* _Supplied information_:
:::

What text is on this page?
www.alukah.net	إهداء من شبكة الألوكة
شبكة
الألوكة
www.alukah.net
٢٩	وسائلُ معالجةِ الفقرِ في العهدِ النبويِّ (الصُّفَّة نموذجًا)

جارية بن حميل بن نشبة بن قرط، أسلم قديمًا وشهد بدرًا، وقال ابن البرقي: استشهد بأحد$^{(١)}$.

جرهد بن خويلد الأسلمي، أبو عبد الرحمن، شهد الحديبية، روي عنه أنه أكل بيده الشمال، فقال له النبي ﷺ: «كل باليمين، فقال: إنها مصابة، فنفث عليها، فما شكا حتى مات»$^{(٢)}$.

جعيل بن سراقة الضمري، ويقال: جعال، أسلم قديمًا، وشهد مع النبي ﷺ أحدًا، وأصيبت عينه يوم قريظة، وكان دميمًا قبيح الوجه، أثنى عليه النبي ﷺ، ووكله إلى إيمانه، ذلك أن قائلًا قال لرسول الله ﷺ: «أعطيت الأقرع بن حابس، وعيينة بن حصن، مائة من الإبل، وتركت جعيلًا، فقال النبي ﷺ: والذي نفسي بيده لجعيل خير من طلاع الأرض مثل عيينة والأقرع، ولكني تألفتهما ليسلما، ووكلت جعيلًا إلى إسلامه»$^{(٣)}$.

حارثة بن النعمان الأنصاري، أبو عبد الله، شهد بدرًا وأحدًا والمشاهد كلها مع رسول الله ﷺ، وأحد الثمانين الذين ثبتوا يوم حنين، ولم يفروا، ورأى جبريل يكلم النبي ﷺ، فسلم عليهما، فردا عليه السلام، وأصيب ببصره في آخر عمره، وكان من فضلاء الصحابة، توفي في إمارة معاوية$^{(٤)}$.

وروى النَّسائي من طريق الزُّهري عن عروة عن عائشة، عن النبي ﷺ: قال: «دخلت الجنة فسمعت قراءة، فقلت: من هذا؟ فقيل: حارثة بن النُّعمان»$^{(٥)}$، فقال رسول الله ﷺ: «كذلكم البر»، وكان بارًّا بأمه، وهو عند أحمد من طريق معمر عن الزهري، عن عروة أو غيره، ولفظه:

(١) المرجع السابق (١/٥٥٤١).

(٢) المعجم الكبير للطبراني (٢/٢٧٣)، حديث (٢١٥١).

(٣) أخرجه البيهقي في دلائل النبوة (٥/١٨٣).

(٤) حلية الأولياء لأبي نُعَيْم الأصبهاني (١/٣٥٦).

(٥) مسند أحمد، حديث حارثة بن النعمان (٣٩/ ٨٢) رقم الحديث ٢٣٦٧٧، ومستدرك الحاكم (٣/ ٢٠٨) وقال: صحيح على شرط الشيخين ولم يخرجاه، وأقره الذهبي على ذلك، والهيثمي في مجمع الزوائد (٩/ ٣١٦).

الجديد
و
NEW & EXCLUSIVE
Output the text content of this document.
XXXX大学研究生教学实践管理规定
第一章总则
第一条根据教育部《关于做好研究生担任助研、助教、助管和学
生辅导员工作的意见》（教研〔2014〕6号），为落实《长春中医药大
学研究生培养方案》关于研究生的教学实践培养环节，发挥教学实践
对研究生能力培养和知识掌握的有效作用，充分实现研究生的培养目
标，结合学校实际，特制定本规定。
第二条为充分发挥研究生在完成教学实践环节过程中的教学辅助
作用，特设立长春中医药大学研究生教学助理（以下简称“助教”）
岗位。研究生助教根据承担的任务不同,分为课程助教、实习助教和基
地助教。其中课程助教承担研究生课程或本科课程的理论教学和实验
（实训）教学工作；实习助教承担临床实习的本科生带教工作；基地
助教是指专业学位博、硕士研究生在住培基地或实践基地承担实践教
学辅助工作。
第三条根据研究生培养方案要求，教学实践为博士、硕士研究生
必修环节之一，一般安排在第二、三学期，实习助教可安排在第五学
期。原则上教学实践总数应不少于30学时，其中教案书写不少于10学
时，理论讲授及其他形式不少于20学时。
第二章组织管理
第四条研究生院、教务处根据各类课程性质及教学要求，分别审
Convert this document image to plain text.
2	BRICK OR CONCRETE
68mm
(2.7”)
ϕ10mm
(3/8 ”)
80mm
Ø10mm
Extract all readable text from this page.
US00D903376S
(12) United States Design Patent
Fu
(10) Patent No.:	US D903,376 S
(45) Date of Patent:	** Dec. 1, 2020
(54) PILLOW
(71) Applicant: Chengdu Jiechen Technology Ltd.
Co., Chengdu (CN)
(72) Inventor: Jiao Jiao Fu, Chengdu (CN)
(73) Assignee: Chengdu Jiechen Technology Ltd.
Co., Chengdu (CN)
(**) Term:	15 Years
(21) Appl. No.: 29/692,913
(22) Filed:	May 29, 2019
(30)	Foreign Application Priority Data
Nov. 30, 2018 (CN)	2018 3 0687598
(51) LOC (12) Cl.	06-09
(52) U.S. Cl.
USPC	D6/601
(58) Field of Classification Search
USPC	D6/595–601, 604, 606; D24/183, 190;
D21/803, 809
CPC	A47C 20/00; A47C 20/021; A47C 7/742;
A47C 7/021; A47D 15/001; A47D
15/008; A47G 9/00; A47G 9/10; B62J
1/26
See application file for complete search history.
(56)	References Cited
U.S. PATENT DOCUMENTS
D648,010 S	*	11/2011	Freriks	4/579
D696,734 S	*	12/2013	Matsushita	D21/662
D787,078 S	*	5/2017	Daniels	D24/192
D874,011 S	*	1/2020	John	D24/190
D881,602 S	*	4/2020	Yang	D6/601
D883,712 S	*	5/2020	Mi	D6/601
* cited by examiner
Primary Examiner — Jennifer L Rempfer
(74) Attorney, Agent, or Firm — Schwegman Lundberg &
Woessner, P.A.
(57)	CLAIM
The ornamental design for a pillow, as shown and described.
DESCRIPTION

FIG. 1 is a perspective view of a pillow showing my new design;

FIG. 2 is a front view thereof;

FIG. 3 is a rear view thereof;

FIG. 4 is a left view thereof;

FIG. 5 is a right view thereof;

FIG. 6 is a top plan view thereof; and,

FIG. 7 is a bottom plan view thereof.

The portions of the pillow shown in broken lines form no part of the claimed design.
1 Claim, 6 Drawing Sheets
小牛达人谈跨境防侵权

:::

* _Do this_:
Working from the material above, state how many lines contain "وقال"; give only the number.

* _The output_:
2